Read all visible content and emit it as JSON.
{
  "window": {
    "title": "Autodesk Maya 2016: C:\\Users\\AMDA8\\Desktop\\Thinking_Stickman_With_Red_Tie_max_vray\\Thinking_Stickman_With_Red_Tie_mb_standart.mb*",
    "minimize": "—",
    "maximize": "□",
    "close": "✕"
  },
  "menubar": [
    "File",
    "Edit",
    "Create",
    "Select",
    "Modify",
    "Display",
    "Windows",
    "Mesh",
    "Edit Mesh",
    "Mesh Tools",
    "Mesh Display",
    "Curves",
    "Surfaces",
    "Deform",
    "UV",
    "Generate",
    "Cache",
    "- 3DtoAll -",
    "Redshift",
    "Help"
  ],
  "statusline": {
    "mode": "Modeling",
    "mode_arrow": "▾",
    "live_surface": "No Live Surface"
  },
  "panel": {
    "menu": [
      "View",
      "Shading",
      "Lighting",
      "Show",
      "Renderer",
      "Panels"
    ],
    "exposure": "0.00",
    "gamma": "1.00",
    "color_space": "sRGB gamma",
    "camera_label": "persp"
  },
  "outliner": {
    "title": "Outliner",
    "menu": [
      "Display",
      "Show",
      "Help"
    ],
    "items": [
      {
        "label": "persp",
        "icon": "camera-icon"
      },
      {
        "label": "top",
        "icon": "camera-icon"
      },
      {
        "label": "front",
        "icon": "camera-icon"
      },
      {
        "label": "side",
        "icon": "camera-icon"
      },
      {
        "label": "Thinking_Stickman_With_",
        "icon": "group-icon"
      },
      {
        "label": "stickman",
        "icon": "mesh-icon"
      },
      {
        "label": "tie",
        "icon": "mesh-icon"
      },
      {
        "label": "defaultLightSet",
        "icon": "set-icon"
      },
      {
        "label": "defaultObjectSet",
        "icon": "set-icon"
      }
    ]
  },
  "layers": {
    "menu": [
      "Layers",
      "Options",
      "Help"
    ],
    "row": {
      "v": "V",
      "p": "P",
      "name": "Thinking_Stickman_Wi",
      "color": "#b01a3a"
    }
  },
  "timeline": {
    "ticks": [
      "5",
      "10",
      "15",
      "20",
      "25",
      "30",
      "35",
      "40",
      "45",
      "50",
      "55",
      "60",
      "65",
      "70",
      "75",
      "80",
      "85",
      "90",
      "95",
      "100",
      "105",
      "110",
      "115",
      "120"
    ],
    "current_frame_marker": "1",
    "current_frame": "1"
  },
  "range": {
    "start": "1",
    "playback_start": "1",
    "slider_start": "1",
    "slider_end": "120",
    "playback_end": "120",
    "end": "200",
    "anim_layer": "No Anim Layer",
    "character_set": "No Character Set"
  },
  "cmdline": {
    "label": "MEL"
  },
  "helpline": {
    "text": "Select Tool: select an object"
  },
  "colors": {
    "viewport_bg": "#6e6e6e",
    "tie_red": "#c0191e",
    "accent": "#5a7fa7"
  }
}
---
## STATED TASK:
All of the entries must be written out exactly as they stand.

## RESPONSE TO THE EXERCISE:
Read all visible content and emit it as JSON.
{
  "window": {
    "title": "Autodesk Maya 2016: C:\\Users\\AMDA8\\Desktop\\Thinking_Stickman_With_Red_Tie_max_vray\\Thinking_Stickman_With_Red_Tie_mb_standart.mb*",
    "minimize": "—",
    "maximize": "□",
    "close": "✕"
  },
  "menubar": [
    "File",
    "Edit",
    "Create",
    "Select",
    "Modify",
    "Display",
    "Windows",
    "Mesh",
    "Edit Mesh",
    "Mesh Tools",
    "Mesh Display",
    "Curves",
    "Surfaces",
    "Deform",
    "UV",
    "Generate",
    "Cache",
    "- 3DtoAll -",
    "Redshift",
    "Help"
  ],
  "statusline": {
    "mode": "Modeling",
    "mode_arrow": "▾",
    "live_surface": "No Live Surface"
  },
  "panel": {
    "menu": [
      "View",
      "Shading",
      "Lighting",
      "Show",
      "Renderer",
      "Panels"
    ],
    "exposure": "0.00",
    "gamma": "1.00",
    "color_space": "sRGB gamma",
    "camera_label": "persp"
  },
  "outliner": {
    "title": "Outliner",
    "menu": [
      "Display",
      "Show",
      "Help"
    ],
    "items": [
      {
        "label": "persp",
        "icon": "camera-icon"
      },
      {
        "label": "top",
        "icon": "camera-icon"
      },
      {
        "label": "front",
        "icon": "camera-icon"
      },
      {
        "label": "side",
        "icon": "camera-icon"
      },
      {
        "label": "Thinking_Stickman_With_",
        "icon": "group-icon"
      },
      {
        "label": "stickman",
        "icon": "mesh-icon"
      },
      {
        "label": "tie",
        "icon": "mesh-icon"
      },
      {
        "label": "defaultLightSet",
        "icon": "set-icon"
      },
      {
        "label": "defaultObjectSet",
        "icon": "set-icon"
      }
    ]
  },
  "layers": {
    "menu": [
      "Layers",
      "Options",
      "Help"
    ],
    "row": {
      "v": "V",
      "p": "P",
      "name": "Thinking_Stickman_Wi",
      "color": "#b01a3a"
    }
  },
  "timeline": {
    "ticks": [
      "5",
      "10",
      "15",
      "20",
      "25",
      "30",
      "35",
      "40",
      "45",
      "50",
      "55",
      "60",
      "65",
      "70",
      "75",
      "80",
      "85",
      "90",
      "95",
      "100",
      "105",
      "110",
      "115",
      "120"
    ],
    "current_frame_marker": "1",
    "current_frame": "1"
  },
  "range": {
    "start": "1",
    "playback_start": "1",
    "slider_start": "1",
    "slider_end": "120",
    "playback_end": "120",
    "end": "200",
    "anim_layer": "No Anim Layer",
    "character_set": "No Character Set"
  },
  "cmdline": {
    "label": "MEL"
  },
  "helpline": {
    "text": "Select Tool: select an object"
  },
  "colors": {
    "viewport_bg": "#6e6e6e",
    "tie_red": "#c0191e",
    "accent": "#5a7fa7"
  }
}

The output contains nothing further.